■ Goal
Look over the lines below. Report each one that includes the string "changes".

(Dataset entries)
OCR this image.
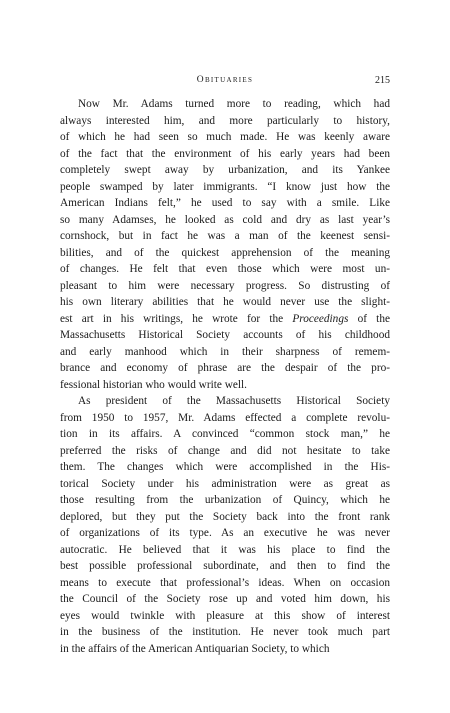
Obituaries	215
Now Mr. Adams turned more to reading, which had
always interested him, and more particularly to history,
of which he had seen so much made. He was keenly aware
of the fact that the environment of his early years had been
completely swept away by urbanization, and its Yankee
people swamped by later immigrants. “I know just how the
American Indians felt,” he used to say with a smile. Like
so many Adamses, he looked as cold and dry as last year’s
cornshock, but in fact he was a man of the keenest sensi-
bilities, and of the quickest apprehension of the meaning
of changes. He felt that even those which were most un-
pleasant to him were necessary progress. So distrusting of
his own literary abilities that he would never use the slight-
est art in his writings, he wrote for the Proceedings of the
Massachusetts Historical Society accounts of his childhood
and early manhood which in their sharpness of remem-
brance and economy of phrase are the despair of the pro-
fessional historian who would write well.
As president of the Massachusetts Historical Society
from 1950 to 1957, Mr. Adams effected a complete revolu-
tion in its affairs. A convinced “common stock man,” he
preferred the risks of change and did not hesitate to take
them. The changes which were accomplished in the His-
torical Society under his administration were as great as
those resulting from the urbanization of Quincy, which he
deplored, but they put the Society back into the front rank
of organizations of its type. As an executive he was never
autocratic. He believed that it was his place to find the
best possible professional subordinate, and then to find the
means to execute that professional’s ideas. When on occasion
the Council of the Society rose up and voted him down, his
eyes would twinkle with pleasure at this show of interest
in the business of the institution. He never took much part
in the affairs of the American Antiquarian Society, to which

■ Reply
of changes. He felt that even those which were most un-
them. The changes which were accomplished in the His-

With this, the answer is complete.